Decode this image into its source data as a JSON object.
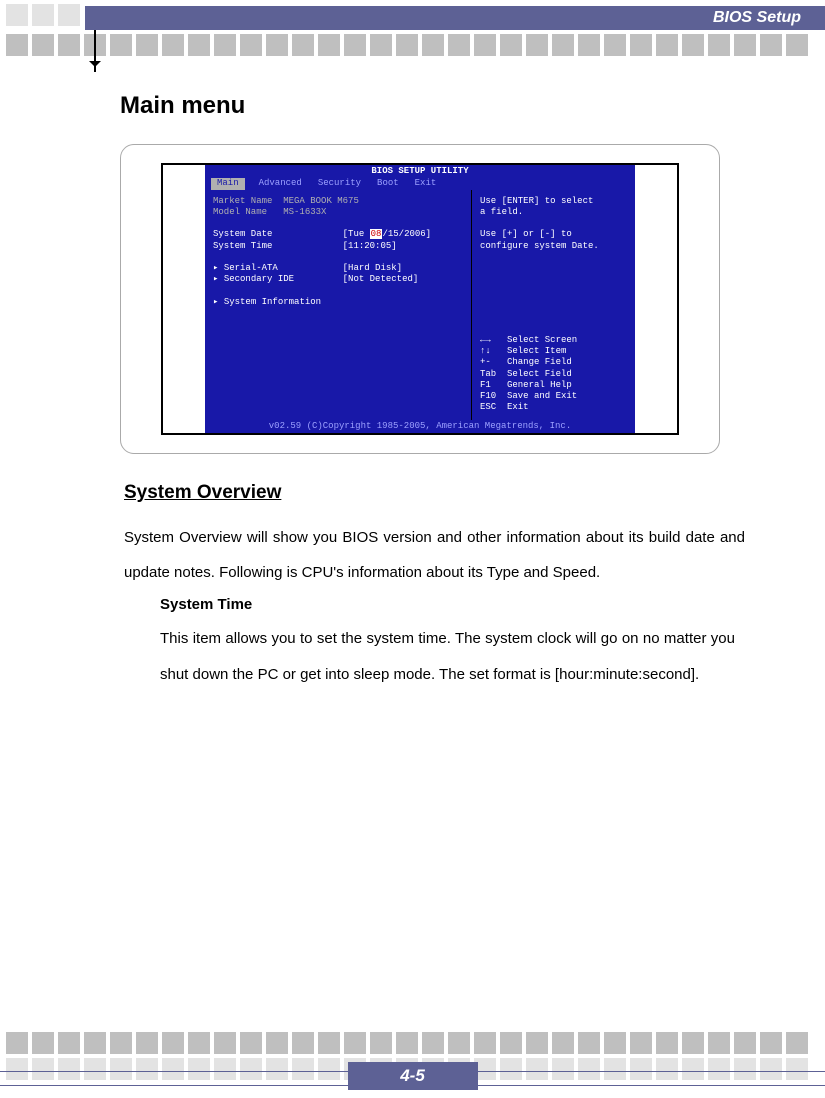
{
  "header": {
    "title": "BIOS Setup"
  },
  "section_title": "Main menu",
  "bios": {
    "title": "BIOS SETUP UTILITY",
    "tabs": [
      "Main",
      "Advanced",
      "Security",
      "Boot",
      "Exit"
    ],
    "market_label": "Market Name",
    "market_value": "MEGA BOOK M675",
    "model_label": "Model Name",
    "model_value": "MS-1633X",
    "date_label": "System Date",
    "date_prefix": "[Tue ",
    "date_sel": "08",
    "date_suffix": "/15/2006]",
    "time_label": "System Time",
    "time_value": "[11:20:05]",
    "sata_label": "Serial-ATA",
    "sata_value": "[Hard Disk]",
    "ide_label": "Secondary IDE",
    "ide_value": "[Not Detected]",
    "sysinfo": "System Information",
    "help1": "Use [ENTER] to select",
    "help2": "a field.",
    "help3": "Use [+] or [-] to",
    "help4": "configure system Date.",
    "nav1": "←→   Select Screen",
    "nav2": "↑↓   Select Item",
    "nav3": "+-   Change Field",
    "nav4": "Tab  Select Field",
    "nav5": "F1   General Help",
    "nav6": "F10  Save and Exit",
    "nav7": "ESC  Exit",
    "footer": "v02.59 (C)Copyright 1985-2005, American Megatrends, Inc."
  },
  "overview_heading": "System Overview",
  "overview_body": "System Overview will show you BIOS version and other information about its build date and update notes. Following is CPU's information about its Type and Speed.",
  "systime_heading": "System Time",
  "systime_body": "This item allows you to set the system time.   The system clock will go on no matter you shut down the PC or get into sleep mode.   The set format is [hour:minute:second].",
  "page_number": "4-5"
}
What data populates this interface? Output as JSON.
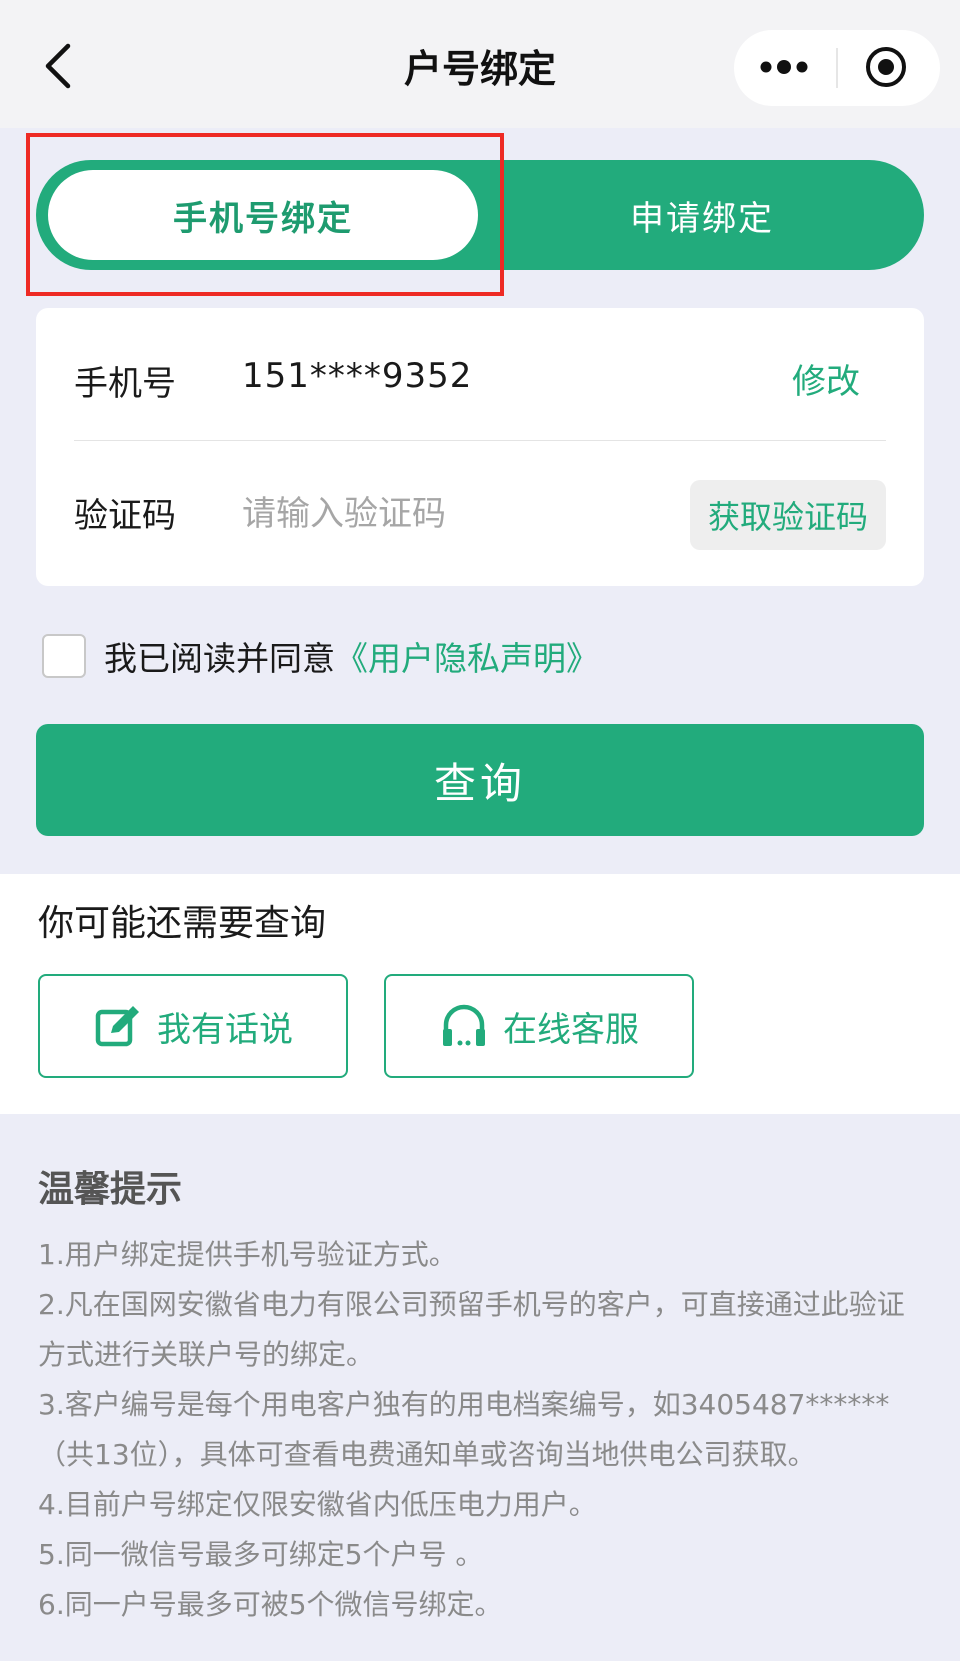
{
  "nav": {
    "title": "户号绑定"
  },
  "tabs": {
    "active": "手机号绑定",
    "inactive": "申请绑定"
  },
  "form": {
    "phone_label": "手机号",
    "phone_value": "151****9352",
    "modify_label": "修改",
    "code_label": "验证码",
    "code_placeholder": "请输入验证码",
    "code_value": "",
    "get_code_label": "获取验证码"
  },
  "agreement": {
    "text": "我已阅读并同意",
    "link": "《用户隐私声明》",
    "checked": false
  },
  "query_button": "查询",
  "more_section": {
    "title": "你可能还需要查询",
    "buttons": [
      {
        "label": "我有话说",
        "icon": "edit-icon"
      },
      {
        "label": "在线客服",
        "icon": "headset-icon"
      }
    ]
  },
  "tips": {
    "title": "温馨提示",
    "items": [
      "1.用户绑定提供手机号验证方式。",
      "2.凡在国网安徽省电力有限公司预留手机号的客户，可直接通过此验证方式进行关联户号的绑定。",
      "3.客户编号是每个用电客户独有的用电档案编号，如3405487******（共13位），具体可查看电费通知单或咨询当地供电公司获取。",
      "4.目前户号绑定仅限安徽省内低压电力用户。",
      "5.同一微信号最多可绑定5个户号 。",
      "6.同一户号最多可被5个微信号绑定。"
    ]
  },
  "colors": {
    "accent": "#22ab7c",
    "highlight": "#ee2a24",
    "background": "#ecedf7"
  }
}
■ ■ ■ ■ ■ ■ ■
▸ INSTRUCTIONS FOR THE TASK
Reproduce all entries without any change, and omit the pictures.

▸ RESPONSE
Decode this image into its source data as a JSON object.
{
  "header": {
    "title": "BIOS Setup"
  },
  "section_title": "Main menu",
  "bios": {
    "title": "BIOS SETUP UTILITY",
    "tabs": [
      "Main",
      "Advanced",
      "Security",
      "Boot",
      "Exit"
    ],
    "market_label": "Market Name",
    "market_value": "MEGA BOOK M675",
    "model_label": "Model Name",
    "model_value": "MS-1633X",
    "date_label": "System Date",
    "date_prefix": "[Tue ",
    "date_sel": "08",
    "date_suffix": "/15/2006]",
    "time_label": "System Time",
    "time_value": "[11:20:05]",
    "sata_label": "Serial-ATA",
    "sata_value": "[Hard Disk]",
    "ide_label": "Secondary IDE",
    "ide_value": "[Not Detected]",
    "sysinfo": "System Information",
    "help1": "Use [ENTER] to select",
    "help2": "a field.",
    "help3": "Use [+] or [-] to",
    "help4": "configure system Date.",
    "nav1": "←→   Select Screen",
    "nav2": "↑↓   Select Item",
    "nav3": "+-   Change Field",
    "nav4": "Tab  Select Field",
    "nav5": "F1   General Help",
    "nav6": "F10  Save and Exit",
    "nav7": "ESC  Exit",
    "footer": "v02.59 (C)Copyright 1985-2005, American Megatrends, Inc."
  },
  "overview_heading": "System Overview",
  "overview_body": "System Overview will show you BIOS version and other information about its build date and update notes. Following is CPU's information about its Type and Speed.",
  "systime_heading": "System Time",
  "systime_body": "This item allows you to set the system time.   The system clock will go on no matter you shut down the PC or get into sleep mode.   The set format is [hour:minute:second].",
  "page_number": "4-5"
}
What data populates this interface? Output as JSON.
{
  "nav": {
    "title": "户号绑定"
  },
  "tabs": {
    "active": "手机号绑定",
    "inactive": "申请绑定"
  },
  "form": {
    "phone_label": "手机号",
    "phone_value": "151****9352",
    "modify_label": "修改",
    "code_label": "验证码",
    "code_placeholder": "请输入验证码",
    "code_value": "",
    "get_code_label": "获取验证码"
  },
  "agreement": {
    "text": "我已阅读并同意",
    "link": "《用户隐私声明》",
    "checked": false
  },
  "query_button": "查询",
  "more_section": {
    "title": "你可能还需要查询",
    "buttons": [
      {
        "label": "我有话说",
        "icon": "edit-icon"
      },
      {
        "label": "在线客服",
        "icon": "headset-icon"
      }
    ]
  },
  "tips": {
    "title": "温馨提示",
    "items": [
      "1.用户绑定提供手机号验证方式。",
      "2.凡在国网安徽省电力有限公司预留手机号的客户，可直接通过此验证方式进行关联户号的绑定。",
      "3.客户编号是每个用电客户独有的用电档案编号，如3405487******（共13位），具体可查看电费通知单或咨询当地供电公司获取。",
      "4.目前户号绑定仅限安徽省内低压电力用户。",
      "5.同一微信号最多可绑定5个户号 。",
      "6.同一户号最多可被5个微信号绑定。"
    ]
  },
  "colors": {
    "accent": "#22ab7c",
    "highlight": "#ee2a24",
    "background": "#ecedf7"
  }
}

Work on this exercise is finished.